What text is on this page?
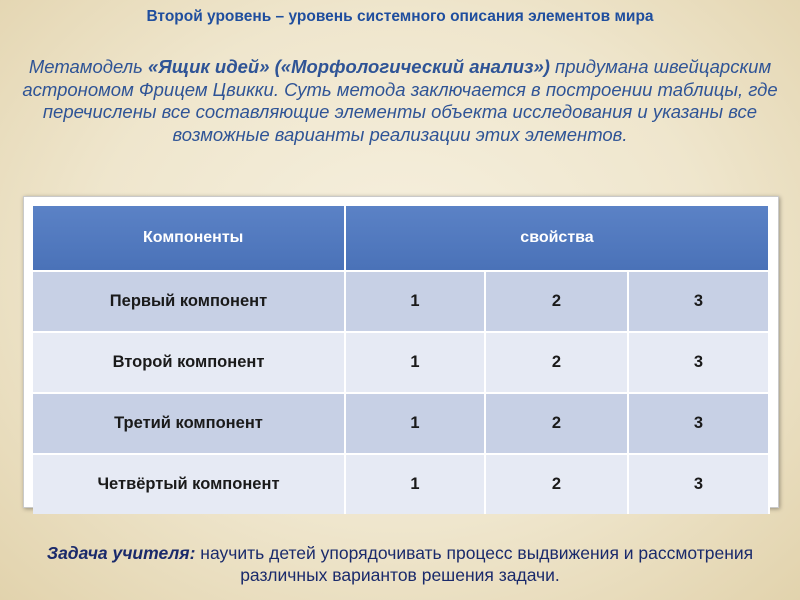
Второй уровень – уровень системного описания элементов мира
Метамодель «Ящик идей» («Морфологический анализ») придумана швейцарским астрономом Фрицем Цвикки. Суть метода заключается в построении таблицы, где перечислены все составляющие элементы объекта исследования и указаны все возможные варианты реализации этих элементов.
Компоненты	свойства		
Первый компонент	1	2	3
Второй компонент	1	2	3
Третий компонент	1	2	3
Четвёртый компонент	1	2	3
Задача учителя: научить детей упорядочивать процесс выдвижения и рассмотрения различных вариантов решения задачи.
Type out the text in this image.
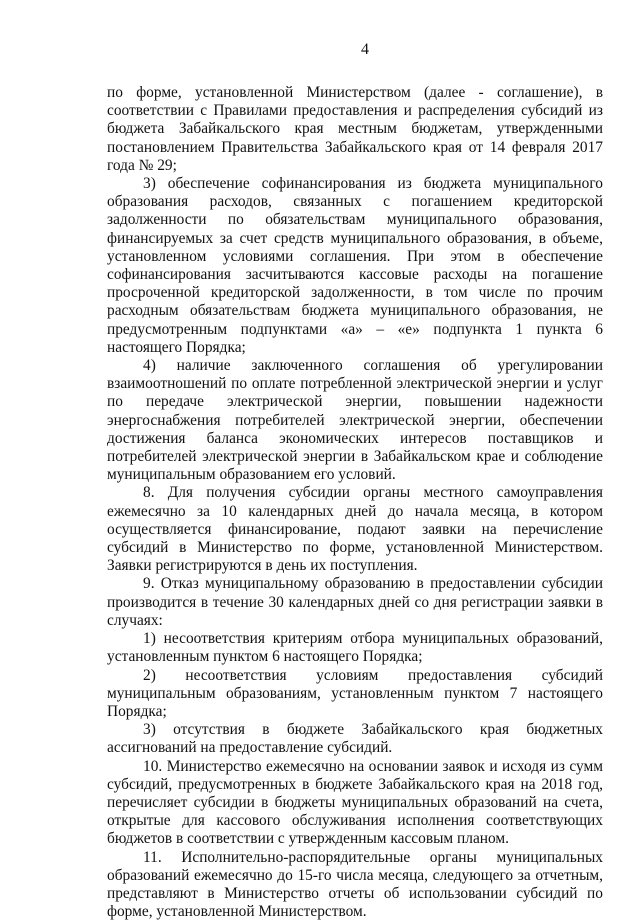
4

по форме, установленной Министерством (далее - соглашение), в соответствии с Правилами предоставления и распределения субсидий из бюджета Забайкальского края местным бюджетам, утвержденными постановлением Правительства Забайкальского края от 14 февраля 2017 года № 29;

3) обеспечение софинансирования из бюджета муниципального образования расходов, связанных с погашением кредиторской задолженности по обязательствам муниципального образования, финансируемых за счет средств муниципального образования, в объеме, установленном условиями соглашения. При этом в обеспечение софинансирования засчитываются кассовые расходы на погашение просроченной кредиторской задолженности, в том числе по прочим расходным обязательствам бюджета муниципального образования, не предусмотренным подпунктами «а» – «е» подпункта 1 пункта 6 настоящего Порядка;

4) наличие заключенного соглашения об урегулировании взаимоотношений по оплате потребленной электрической энергии и услуг по передаче электрической энергии, повышении надежности энергоснабжения потребителей электрической энергии, обеспечении достижения баланса экономических интересов поставщиков и потребителей электрической энергии в Забайкальском крае и соблюдение муниципальным образованием его условий.

8. Для получения субсидии органы местного самоуправления ежемесячно за 10 календарных дней до начала месяца, в котором осуществляется финансирование, подают заявки на перечисление субсидий в Министерство по форме, установленной Министерством. Заявки регистрируются в день их поступления.

9. Отказ муниципальному образованию в предоставлении субсидии производится в течение 30 календарных дней со дня регистрации заявки в случаях:

1) несоответствия критериям отбора муниципальных образований, установленным пунктом 6 настоящего Порядка;

2) несоответствия условиям предоставления субсидий муниципальным образованиям, установленным пунктом 7 настоящего Порядка;

3) отсутствия в бюджете Забайкальского края бюджетных ассигнований на предоставление субсидий.

10. Министерство ежемесячно на основании заявок и исходя из сумм субсидий, предусмотренных в бюджете Забайкальского края на 2018 год, перечисляет субсидии в бюджеты муниципальных образований на счета, открытые для кассового обслуживания исполнения соответствующих бюджетов в соответствии с утвержденным кассовым планом.

11. Исполнительно-распорядительные органы муниципальных образований ежемесячно до 15-го числа месяца, следующего за отчетным, представляют в Министерство отчеты об использовании субсидий по форме, установленной Министерством.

▸ Written instruction
Except for the pictures, reproduce every line exactly.

▸ Written response
What text is on this page?
Второй уровень – уровень системного описания элементов мира
Метамодель «Ящик идей» («Морфологический анализ») придумана швейцарским астрономом Фрицем Цвикки. Суть метода заключается в построении таблицы, где перечислены все составляющие элементы объекта исследования и указаны все возможные варианты реализации этих элементов.
Компоненты	свойства		
Первый компонент	1	2	3
Второй компонент	1	2	3
Третий компонент	1	2	3
Четвёртый компонент	1	2	3
Задача учителя: научить детей упорядочивать процесс выдвижения и рассмотрения различных вариантов решения задачи.
Type out the text in this image.
4

по форме, установленной Министерством (далее - соглашение), в соответствии с Правилами предоставления и распределения субсидий из бюджета Забайкальского края местным бюджетам, утвержденными постановлением Правительства Забайкальского края от 14 февраля 2017 года № 29;

3) обеспечение софинансирования из бюджета муниципального образования расходов, связанных с погашением кредиторской задолженности по обязательствам муниципального образования, финансируемых за счет средств муниципального образования, в объеме, установленном условиями соглашения. При этом в обеспечение софинансирования засчитываются кассовые расходы на погашение просроченной кредиторской задолженности, в том числе по прочим расходным обязательствам бюджета муниципального образования, не предусмотренным подпунктами «а» – «е» подпункта 1 пункта 6 настоящего Порядка;

4) наличие заключенного соглашения об урегулировании взаимоотношений по оплате потребленной электрической энергии и услуг по передаче электрической энергии, повышении надежности энергоснабжения потребителей электрической энергии, обеспечении достижения баланса экономических интересов поставщиков и потребителей электрической энергии в Забайкальском крае и соблюдение муниципальным образованием его условий.

8. Для получения субсидии органы местного самоуправления ежемесячно за 10 календарных дней до начала месяца, в котором осуществляется финансирование, подают заявки на перечисление субсидий в Министерство по форме, установленной Министерством. Заявки регистрируются в день их поступления.

9. Отказ муниципальному образованию в предоставлении субсидии производится в течение 30 календарных дней со дня регистрации заявки в случаях:

1) несоответствия критериям отбора муниципальных образований, установленным пунктом 6 настоящего Порядка;

2) несоответствия условиям предоставления субсидий муниципальным образованиям, установленным пунктом 7 настоящего Порядка;

3) отсутствия в бюджете Забайкальского края бюджетных ассигнований на предоставление субсидий.

10. Министерство ежемесячно на основании заявок и исходя из сумм субсидий, предусмотренных в бюджете Забайкальского края на 2018 год, перечисляет субсидии в бюджеты муниципальных образований на счета, открытые для кассового обслуживания исполнения соответствующих бюджетов в соответствии с утвержденным кассовым планом.

11. Исполнительно-распорядительные органы муниципальных образований ежемесячно до 15-го числа месяца, следующего за отчетным, представляют в Министерство отчеты об использовании субсидий по форме, установленной Министерством.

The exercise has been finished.